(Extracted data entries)
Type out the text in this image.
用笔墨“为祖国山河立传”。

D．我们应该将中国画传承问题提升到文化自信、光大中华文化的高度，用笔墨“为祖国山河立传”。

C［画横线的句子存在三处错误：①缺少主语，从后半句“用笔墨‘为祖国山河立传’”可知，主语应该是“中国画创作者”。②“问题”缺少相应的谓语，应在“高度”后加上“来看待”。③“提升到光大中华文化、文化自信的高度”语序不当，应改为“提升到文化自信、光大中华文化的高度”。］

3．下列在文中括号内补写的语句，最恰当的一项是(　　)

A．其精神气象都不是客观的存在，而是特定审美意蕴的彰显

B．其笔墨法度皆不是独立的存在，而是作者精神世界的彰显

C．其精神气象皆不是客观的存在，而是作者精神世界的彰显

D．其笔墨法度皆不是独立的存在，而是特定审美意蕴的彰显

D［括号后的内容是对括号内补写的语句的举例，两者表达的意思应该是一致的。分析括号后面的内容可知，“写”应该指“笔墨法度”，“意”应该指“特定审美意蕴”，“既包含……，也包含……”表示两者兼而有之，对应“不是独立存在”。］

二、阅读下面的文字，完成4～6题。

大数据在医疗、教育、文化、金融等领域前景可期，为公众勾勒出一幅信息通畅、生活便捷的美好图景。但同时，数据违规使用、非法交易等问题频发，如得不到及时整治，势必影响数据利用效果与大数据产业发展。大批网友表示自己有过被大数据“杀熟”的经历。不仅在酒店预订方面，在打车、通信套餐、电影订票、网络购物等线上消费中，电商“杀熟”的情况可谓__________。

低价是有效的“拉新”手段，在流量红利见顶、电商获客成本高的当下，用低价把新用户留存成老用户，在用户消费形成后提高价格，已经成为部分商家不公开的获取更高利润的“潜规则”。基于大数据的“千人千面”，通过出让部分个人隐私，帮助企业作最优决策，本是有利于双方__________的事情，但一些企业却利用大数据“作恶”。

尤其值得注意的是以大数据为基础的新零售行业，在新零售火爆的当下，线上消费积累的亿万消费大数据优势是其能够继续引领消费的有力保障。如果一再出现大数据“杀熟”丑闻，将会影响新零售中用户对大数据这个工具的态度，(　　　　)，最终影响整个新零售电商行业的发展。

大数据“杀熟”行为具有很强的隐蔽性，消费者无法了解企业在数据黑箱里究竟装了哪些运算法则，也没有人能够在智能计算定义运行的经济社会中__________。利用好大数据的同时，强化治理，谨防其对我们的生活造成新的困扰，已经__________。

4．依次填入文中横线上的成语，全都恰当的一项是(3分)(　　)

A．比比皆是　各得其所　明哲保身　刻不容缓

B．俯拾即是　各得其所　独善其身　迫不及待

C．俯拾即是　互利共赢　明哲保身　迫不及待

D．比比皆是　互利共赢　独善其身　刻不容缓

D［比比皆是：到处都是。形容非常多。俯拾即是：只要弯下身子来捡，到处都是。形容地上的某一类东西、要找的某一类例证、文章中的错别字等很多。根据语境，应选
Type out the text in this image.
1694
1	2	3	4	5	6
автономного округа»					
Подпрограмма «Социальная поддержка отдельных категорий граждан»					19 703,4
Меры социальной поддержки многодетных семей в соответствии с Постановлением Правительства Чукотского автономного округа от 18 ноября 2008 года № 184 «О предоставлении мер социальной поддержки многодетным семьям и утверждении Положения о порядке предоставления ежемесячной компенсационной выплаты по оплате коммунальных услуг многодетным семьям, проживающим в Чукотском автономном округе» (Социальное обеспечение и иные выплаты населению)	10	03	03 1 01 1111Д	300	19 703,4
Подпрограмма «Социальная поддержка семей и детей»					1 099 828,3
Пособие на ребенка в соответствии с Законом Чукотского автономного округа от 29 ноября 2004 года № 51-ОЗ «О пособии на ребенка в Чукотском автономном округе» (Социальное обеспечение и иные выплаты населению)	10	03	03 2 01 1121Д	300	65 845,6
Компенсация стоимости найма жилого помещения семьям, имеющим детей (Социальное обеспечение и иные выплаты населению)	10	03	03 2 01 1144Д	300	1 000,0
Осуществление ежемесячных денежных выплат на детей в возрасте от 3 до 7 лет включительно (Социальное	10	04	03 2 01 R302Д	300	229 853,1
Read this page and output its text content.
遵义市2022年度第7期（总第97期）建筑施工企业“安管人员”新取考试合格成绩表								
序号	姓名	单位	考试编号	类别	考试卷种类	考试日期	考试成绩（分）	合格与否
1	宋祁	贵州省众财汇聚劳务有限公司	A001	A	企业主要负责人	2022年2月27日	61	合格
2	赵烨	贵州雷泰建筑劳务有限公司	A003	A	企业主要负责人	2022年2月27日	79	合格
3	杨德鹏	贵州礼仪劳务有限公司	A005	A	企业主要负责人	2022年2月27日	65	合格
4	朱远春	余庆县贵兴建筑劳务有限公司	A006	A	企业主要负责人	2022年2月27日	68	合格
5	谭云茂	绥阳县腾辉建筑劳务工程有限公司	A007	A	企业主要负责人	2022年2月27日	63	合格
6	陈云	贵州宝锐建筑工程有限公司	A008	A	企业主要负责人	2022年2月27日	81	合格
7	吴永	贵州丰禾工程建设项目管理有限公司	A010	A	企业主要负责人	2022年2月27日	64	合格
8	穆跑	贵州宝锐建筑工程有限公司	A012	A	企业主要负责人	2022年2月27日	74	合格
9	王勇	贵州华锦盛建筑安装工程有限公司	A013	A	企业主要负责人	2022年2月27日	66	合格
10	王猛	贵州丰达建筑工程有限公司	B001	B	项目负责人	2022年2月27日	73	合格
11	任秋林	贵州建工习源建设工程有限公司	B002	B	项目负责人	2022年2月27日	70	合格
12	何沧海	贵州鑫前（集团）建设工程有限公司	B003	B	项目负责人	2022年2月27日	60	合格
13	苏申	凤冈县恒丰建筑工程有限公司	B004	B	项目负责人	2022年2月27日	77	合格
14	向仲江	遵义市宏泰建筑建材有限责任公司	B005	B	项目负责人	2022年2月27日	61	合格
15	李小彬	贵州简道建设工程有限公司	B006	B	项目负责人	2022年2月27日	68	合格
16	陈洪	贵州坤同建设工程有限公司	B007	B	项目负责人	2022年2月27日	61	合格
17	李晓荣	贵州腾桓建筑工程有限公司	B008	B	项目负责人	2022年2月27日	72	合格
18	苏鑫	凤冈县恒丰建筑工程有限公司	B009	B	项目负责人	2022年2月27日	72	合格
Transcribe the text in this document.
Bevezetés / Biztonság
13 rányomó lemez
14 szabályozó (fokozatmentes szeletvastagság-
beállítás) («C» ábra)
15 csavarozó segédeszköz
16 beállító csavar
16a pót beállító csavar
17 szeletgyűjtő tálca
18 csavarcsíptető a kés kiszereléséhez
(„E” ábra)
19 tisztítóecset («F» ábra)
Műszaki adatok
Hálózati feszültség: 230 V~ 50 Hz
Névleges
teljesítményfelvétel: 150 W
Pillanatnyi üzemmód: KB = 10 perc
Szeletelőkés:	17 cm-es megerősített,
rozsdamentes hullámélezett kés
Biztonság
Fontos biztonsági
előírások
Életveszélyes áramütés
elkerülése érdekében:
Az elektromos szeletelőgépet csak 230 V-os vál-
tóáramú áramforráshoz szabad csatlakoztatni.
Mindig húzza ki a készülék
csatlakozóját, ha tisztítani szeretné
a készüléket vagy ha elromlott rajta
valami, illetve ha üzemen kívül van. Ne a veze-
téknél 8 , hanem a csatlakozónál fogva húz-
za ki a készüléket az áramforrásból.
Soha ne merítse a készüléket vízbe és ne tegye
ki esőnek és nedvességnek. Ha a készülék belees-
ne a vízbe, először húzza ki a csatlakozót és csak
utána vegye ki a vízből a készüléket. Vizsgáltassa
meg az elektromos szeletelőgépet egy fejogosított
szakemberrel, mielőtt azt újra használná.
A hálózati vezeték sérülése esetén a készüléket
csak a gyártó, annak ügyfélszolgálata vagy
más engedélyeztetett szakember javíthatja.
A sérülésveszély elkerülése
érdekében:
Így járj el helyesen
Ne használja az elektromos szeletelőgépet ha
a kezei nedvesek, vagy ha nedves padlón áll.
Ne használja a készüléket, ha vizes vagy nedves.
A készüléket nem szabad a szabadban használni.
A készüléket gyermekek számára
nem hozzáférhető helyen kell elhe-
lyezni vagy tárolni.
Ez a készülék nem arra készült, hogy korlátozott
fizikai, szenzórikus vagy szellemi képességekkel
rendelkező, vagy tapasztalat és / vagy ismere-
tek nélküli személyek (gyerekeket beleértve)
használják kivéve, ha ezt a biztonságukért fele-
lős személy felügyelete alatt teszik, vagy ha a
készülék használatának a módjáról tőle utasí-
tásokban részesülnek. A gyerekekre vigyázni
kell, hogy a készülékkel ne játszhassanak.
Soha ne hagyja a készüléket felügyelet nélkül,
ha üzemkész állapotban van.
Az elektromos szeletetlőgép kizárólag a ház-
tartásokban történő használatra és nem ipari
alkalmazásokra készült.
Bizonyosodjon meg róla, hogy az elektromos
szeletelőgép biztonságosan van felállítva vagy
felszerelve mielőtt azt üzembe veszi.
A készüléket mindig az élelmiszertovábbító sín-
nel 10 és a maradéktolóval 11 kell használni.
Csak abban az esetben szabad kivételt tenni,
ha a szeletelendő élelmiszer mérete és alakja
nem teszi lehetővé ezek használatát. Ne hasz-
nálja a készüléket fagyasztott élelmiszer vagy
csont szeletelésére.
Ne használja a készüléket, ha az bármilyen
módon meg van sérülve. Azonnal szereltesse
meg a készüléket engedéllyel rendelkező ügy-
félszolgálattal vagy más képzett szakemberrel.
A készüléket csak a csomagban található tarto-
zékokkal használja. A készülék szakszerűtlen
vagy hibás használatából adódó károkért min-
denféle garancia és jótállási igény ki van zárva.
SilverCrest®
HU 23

● WRITTEN EXERCISE: Show each line of the listing that holds the string "ноября".

● SOLVED PROBLEM:
Меры социальной поддержки многодетных семей в соответствии с Постановлением Правительства Чукотского автономного округа от 18 ноября 2008 года № 184 «О предоставлении мер социальной поддержки многодетным семьям и утверждении Положения о порядке предоставления ежемесячной компенсационной выплаты по оплате коммунальных услуг многодетным семьям, проживающим в Чукотском автономном округе» (Социальное обеспечение и иные выплаты населению)	10	03	03 1 01 1111Д	300	19 703,4
Пособие на ребенка в соответствии с Законом Чукотского автономного округа от 29 ноября 2004 года № 51-ОЗ «О пособии на ребенка в Чукотском автономном округе» (Социальное обеспечение и иные выплаты населению)	10	03	03 2 01 1121Д	300	65 845,6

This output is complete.